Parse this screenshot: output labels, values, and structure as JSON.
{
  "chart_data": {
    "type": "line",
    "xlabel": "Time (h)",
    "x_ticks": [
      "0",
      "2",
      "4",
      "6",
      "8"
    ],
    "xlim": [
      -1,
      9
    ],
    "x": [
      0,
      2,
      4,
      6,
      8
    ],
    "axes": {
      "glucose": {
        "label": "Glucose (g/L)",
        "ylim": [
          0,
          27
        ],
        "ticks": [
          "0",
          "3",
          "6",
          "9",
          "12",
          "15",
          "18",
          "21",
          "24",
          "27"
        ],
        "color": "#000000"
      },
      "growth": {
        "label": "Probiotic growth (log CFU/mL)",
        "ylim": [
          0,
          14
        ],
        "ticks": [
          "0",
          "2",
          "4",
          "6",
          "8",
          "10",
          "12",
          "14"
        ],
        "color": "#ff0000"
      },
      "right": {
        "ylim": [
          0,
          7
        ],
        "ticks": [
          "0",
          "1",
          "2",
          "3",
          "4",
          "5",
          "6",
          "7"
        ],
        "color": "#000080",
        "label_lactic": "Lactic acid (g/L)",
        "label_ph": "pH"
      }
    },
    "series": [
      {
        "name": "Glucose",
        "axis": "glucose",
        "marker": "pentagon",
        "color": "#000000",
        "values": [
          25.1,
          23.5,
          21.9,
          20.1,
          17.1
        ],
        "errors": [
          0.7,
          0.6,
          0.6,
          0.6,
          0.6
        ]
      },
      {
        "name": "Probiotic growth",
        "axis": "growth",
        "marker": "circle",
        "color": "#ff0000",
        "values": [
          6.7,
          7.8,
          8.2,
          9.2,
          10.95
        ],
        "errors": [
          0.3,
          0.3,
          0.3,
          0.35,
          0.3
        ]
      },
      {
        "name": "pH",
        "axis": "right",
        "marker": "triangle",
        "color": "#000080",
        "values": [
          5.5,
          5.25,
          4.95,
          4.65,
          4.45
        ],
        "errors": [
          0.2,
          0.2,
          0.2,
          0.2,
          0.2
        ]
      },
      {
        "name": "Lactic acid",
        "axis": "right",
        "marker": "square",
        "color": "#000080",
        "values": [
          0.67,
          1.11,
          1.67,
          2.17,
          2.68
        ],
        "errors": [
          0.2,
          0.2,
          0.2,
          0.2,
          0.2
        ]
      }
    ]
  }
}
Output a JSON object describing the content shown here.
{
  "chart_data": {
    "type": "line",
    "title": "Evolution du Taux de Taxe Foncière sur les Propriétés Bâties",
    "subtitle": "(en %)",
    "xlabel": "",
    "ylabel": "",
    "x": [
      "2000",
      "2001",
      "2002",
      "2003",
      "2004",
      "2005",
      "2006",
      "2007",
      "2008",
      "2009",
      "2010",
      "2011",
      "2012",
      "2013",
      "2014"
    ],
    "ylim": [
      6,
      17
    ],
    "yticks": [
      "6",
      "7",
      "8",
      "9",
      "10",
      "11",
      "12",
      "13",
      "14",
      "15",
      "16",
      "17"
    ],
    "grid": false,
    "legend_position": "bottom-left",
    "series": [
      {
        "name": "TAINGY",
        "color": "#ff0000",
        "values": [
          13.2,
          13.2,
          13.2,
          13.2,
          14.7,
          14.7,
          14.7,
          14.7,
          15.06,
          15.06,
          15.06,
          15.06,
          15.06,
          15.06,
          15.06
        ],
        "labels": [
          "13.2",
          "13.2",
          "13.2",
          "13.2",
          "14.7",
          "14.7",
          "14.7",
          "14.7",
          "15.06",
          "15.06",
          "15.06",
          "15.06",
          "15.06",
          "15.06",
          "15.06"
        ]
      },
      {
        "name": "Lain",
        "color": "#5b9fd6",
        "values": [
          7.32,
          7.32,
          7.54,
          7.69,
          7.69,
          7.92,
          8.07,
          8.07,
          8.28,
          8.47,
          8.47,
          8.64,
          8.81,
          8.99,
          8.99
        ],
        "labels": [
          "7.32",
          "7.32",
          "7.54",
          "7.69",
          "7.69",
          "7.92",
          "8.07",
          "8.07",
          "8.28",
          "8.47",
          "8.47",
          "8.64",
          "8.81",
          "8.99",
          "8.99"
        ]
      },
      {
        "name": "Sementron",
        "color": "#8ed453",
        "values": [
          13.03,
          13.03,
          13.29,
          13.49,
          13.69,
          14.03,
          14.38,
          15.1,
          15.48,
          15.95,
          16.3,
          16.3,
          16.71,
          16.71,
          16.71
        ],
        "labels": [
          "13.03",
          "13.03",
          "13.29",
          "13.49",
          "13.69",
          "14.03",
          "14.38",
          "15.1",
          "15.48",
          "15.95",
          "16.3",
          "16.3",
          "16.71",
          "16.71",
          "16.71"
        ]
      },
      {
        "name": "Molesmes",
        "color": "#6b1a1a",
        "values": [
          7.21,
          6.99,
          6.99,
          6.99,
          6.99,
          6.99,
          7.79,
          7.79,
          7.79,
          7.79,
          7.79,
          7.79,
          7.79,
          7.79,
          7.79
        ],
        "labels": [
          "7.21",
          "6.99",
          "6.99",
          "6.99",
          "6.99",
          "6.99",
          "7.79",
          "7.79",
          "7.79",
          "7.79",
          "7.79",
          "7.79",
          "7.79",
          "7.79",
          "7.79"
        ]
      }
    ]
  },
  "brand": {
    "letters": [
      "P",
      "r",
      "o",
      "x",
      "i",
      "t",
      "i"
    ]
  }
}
■ ■ ■ ■ ■ ■ ■
Written exercise
Print all of the entries exactly as they appear.

Answer to this exercise
Parse this screenshot: output labels, values, and structure as JSON.
{
  "chart_data": {
    "type": "line",
    "xlabel": "Time (h)",
    "x_ticks": [
      "0",
      "2",
      "4",
      "6",
      "8"
    ],
    "xlim": [
      -1,
      9
    ],
    "x": [
      0,
      2,
      4,
      6,
      8
    ],
    "axes": {
      "glucose": {
        "label": "Glucose (g/L)",
        "ylim": [
          0,
          27
        ],
        "ticks": [
          "0",
          "3",
          "6",
          "9",
          "12",
          "15",
          "18",
          "21",
          "24",
          "27"
        ],
        "color": "#000000"
      },
      "growth": {
        "label": "Probiotic growth (log CFU/mL)",
        "ylim": [
          0,
          14
        ],
        "ticks": [
          "0",
          "2",
          "4",
          "6",
          "8",
          "10",
          "12",
          "14"
        ],
        "color": "#ff0000"
      },
      "right": {
        "ylim": [
          0,
          7
        ],
        "ticks": [
          "0",
          "1",
          "2",
          "3",
          "4",
          "5",
          "6",
          "7"
        ],
        "color": "#000080",
        "label_lactic": "Lactic acid (g/L)",
        "label_ph": "pH"
      }
    },
    "series": [
      {
        "name": "Glucose",
        "axis": "glucose",
        "marker": "pentagon",
        "color": "#000000",
        "values": [
          25.1,
          23.5,
          21.9,
          20.1,
          17.1
        ],
        "errors": [
          0.7,
          0.6,
          0.6,
          0.6,
          0.6
        ]
      },
      {
        "name": "Probiotic growth",
        "axis": "growth",
        "marker": "circle",
        "color": "#ff0000",
        "values": [
          6.7,
          7.8,
          8.2,
          9.2,
          10.95
        ],
        "errors": [
          0.3,
          0.3,
          0.3,
          0.35,
          0.3
        ]
      },
      {
        "name": "pH",
        "axis": "right",
        "marker": "triangle",
        "color": "#000080",
        "values": [
          5.5,
          5.25,
          4.95,
          4.65,
          4.45
        ],
        "errors": [
          0.2,
          0.2,
          0.2,
          0.2,
          0.2
        ]
      },
      {
        "name": "Lactic acid",
        "axis": "right",
        "marker": "square",
        "color": "#000080",
        "values": [
          0.67,
          1.11,
          1.67,
          2.17,
          2.68
        ],
        "errors": [
          0.2,
          0.2,
          0.2,
          0.2,
          0.2
        ]
      }
    ]
  }
}
Output a JSON object describing the content shown here.
{
  "chart_data": {
    "type": "line",
    "title": "Evolution du Taux de Taxe Foncière sur les Propriétés Bâties",
    "subtitle": "(en %)",
    "xlabel": "",
    "ylabel": "",
    "x": [
      "2000",
      "2001",
      "2002",
      "2003",
      "2004",
      "2005",
      "2006",
      "2007",
      "2008",
      "2009",
      "2010",
      "2011",
      "2012",
      "2013",
      "2014"
    ],
    "ylim": [
      6,
      17
    ],
    "yticks": [
      "6",
      "7",
      "8",
      "9",
      "10",
      "11",
      "12",
      "13",
      "14",
      "15",
      "16",
      "17"
    ],
    "grid": false,
    "legend_position": "bottom-left",
    "series": [
      {
        "name": "TAINGY",
        "color": "#ff0000",
        "values": [
          13.2,
          13.2,
          13.2,
          13.2,
          14.7,
          14.7,
          14.7,
          14.7,
          15.06,
          15.06,
          15.06,
          15.06,
          15.06,
          15.06,
          15.06
        ],
        "labels": [
          "13.2",
          "13.2",
          "13.2",
          "13.2",
          "14.7",
          "14.7",
          "14.7",
          "14.7",
          "15.06",
          "15.06",
          "15.06",
          "15.06",
          "15.06",
          "15.06",
          "15.06"
        ]
      },
      {
        "name": "Lain",
        "color": "#5b9fd6",
        "values": [
          7.32,
          7.32,
          7.54,
          7.69,
          7.69,
          7.92,
          8.07,
          8.07,
          8.28,
          8.47,
          8.47,
          8.64,
          8.81,
          8.99,
          8.99
        ],
        "labels": [
          "7.32",
          "7.32",
          "7.54",
          "7.69",
          "7.69",
          "7.92",
          "8.07",
          "8.07",
          "8.28",
          "8.47",
          "8.47",
          "8.64",
          "8.81",
          "8.99",
          "8.99"
        ]
      },
      {
        "name": "Sementron",
        "color": "#8ed453",
        "values": [
          13.03,
          13.03,
          13.29,
          13.49,
          13.69,
          14.03,
          14.38,
          15.1,
          15.48,
          15.95,
          16.3,
          16.3,
          16.71,
          16.71,
          16.71
        ],
        "labels": [
          "13.03",
          "13.03",
          "13.29",
          "13.49",
          "13.69",
          "14.03",
          "14.38",
          "15.1",
          "15.48",
          "15.95",
          "16.3",
          "16.3",
          "16.71",
          "16.71",
          "16.71"
        ]
      },
      {
        "name": "Molesmes",
        "color": "#6b1a1a",
        "values": [
          7.21,
          6.99,
          6.99,
          6.99,
          6.99,
          6.99,
          7.79,
          7.79,
          7.79,
          7.79,
          7.79,
          7.79,
          7.79,
          7.79,
          7.79
        ],
        "labels": [
          "7.21",
          "6.99",
          "6.99",
          "6.99",
          "6.99",
          "6.99",
          "7.79",
          "7.79",
          "7.79",
          "7.79",
          "7.79",
          "7.79",
          "7.79",
          "7.79",
          "7.79"
        ]
      }
    ]
  },
  "brand": {
    "letters": [
      "P",
      "r",
      "o",
      "x",
      "i",
      "t",
      "i"
    ]
  }
}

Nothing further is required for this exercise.